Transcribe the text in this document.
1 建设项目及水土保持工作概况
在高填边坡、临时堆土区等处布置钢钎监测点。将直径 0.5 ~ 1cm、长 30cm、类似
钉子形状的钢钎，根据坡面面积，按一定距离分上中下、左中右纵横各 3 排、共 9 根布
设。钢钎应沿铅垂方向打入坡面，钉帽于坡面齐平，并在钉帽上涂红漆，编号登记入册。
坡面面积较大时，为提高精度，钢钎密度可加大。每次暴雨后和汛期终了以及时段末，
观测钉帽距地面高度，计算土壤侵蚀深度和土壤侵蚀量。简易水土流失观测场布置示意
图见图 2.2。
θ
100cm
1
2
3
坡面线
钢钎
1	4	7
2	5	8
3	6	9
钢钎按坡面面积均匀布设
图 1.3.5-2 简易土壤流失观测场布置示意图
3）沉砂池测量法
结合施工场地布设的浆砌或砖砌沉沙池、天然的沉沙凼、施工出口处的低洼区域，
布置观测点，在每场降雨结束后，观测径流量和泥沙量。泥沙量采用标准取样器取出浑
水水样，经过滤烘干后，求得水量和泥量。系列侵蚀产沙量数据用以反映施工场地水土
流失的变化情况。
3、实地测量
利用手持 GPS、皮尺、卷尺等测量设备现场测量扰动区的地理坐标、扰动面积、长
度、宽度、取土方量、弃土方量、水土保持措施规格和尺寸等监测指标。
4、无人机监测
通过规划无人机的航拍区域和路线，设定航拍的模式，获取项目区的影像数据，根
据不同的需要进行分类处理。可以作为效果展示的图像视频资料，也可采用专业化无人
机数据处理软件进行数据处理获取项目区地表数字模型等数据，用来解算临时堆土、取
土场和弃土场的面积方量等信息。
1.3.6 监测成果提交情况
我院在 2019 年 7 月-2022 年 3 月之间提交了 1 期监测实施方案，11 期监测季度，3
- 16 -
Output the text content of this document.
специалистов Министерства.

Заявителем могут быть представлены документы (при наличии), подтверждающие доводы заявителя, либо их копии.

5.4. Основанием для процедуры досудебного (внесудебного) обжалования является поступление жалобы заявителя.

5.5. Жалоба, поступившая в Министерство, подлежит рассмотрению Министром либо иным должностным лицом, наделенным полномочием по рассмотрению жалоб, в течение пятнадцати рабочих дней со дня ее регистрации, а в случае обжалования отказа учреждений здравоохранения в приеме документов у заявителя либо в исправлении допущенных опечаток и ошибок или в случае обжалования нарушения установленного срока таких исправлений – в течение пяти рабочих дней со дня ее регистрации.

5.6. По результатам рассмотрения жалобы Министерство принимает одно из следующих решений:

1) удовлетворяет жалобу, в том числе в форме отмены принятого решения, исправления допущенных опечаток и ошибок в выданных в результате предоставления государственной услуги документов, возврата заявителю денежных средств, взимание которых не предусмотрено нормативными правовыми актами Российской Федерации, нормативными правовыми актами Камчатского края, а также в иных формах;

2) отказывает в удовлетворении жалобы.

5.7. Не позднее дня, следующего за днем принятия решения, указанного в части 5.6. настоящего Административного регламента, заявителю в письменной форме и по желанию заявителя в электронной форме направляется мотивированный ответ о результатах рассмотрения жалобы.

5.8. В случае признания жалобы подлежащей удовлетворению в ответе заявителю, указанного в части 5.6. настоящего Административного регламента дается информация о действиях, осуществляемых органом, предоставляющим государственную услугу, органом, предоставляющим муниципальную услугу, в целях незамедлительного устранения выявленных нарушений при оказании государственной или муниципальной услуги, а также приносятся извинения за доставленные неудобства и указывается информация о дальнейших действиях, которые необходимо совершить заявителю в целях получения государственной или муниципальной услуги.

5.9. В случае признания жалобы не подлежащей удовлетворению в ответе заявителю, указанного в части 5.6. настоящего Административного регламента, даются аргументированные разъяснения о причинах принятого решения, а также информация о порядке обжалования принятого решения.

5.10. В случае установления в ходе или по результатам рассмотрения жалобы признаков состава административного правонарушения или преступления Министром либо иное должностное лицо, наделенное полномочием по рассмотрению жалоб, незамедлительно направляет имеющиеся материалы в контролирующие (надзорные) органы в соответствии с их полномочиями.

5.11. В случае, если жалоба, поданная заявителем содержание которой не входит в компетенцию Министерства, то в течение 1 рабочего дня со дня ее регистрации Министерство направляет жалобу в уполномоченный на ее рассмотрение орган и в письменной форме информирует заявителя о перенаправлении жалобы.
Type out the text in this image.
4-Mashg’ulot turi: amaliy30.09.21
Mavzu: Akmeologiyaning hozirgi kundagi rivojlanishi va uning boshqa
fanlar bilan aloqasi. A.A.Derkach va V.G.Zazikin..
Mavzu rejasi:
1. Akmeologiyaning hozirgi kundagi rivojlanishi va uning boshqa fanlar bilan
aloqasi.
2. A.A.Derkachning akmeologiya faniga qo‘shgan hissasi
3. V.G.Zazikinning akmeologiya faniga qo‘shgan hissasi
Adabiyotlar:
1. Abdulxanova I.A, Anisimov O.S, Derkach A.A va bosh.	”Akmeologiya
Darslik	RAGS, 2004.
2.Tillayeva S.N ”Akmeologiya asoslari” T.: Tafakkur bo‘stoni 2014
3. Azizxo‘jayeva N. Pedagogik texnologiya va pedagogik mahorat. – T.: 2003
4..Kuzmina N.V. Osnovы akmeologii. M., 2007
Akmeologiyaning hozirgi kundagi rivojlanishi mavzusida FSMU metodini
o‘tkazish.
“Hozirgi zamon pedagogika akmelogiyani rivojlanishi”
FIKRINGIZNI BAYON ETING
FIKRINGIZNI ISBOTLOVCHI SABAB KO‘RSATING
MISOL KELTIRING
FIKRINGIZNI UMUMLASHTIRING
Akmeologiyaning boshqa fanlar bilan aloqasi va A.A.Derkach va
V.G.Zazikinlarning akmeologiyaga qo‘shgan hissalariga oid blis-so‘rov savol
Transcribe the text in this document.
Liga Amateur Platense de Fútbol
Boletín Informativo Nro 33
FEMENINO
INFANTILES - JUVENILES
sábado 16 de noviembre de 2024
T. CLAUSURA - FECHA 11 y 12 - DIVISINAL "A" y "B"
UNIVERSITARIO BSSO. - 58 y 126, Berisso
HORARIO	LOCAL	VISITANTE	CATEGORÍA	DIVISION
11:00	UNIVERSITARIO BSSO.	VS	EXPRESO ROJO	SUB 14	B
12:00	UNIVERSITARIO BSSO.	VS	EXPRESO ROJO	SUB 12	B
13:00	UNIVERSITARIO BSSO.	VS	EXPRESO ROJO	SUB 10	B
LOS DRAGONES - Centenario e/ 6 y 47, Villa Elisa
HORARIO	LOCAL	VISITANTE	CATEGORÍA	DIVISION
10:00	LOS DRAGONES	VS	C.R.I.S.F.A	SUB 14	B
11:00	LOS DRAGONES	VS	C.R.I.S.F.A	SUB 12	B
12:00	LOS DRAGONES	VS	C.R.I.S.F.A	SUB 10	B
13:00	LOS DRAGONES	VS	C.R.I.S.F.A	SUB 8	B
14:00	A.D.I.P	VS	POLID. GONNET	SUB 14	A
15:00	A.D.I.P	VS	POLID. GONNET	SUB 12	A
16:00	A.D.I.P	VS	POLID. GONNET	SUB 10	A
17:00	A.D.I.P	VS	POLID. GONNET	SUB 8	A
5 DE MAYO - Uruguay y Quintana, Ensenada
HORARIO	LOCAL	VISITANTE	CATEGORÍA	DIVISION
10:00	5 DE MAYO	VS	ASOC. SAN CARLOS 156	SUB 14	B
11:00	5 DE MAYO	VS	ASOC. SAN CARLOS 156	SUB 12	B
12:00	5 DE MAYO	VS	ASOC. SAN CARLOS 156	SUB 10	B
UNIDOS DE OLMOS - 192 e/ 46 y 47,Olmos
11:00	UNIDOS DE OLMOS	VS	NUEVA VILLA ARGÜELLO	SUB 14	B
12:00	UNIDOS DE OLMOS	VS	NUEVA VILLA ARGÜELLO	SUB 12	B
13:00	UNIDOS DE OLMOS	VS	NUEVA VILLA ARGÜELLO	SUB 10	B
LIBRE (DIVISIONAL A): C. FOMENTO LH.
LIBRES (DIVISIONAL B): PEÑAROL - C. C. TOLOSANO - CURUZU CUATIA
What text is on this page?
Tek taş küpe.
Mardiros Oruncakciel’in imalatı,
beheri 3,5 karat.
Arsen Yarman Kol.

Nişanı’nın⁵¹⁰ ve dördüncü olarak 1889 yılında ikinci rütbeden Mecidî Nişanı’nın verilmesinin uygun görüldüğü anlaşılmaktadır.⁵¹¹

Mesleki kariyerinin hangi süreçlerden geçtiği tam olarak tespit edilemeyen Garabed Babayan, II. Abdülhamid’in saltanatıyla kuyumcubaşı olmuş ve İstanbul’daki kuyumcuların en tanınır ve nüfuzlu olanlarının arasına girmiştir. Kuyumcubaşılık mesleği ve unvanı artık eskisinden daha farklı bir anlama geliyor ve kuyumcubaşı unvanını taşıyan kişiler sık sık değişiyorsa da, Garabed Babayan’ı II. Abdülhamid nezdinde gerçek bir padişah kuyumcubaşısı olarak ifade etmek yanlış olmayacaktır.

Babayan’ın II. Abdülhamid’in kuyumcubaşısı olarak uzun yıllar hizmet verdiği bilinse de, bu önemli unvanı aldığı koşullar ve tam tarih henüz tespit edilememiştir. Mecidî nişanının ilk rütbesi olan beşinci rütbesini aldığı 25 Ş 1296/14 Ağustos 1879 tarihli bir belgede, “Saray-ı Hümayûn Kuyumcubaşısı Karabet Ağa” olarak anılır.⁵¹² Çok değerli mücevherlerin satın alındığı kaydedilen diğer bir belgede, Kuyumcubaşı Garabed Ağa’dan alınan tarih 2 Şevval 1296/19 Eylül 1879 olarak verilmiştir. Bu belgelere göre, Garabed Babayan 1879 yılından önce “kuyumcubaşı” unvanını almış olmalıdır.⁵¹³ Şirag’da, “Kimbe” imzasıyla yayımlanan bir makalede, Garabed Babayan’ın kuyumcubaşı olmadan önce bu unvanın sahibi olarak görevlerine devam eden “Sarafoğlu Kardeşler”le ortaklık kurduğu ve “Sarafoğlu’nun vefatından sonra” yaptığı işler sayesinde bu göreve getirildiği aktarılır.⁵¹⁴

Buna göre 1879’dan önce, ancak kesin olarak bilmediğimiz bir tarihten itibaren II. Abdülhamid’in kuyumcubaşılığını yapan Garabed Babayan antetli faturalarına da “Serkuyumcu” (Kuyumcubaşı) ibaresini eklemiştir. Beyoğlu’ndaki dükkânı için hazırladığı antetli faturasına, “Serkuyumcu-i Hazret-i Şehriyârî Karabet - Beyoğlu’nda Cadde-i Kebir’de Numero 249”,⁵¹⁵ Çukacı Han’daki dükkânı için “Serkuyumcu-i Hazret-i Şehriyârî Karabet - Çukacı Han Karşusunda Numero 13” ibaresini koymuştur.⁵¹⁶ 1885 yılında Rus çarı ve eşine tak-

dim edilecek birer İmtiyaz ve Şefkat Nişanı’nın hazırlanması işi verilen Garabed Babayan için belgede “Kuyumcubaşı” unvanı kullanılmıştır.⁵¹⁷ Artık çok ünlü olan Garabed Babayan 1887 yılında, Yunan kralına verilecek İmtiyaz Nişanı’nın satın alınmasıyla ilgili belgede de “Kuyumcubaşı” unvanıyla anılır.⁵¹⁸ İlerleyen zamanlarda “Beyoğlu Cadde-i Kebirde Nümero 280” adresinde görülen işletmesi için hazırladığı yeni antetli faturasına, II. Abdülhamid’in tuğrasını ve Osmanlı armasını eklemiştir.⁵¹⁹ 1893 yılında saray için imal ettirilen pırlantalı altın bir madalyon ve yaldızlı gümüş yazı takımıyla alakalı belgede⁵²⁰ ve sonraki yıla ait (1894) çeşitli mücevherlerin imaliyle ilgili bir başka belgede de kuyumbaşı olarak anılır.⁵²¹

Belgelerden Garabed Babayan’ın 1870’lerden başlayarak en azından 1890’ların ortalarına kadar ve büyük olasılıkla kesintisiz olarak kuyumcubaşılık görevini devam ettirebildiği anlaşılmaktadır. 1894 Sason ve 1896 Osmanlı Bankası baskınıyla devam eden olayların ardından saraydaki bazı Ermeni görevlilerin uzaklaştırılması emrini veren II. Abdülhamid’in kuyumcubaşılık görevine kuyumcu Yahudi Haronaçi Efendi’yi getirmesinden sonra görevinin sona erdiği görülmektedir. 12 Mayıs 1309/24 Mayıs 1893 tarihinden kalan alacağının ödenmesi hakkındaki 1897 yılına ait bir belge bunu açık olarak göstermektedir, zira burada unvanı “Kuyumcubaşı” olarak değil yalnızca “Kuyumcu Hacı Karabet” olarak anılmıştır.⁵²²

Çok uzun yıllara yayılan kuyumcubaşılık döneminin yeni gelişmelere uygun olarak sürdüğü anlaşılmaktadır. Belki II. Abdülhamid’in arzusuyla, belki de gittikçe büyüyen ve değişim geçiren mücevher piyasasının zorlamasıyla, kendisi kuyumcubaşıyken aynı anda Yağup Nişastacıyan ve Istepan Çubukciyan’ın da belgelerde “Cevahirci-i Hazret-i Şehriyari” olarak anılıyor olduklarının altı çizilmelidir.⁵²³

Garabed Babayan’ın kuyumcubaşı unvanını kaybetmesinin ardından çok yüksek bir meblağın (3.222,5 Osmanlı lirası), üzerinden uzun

#### [Aim]
Show every line that contains the word "shgan".

#### [Task solution]
2. A.A.Derkachning akmeologiya faniga qo‘shgan hissasi
3. V.G.Zazikinning akmeologiya faniga qo‘shgan hissasi
V.G.Zazikinlarning akmeologiyaga qo‘shgan hissalariga oid blis-so‘rov savol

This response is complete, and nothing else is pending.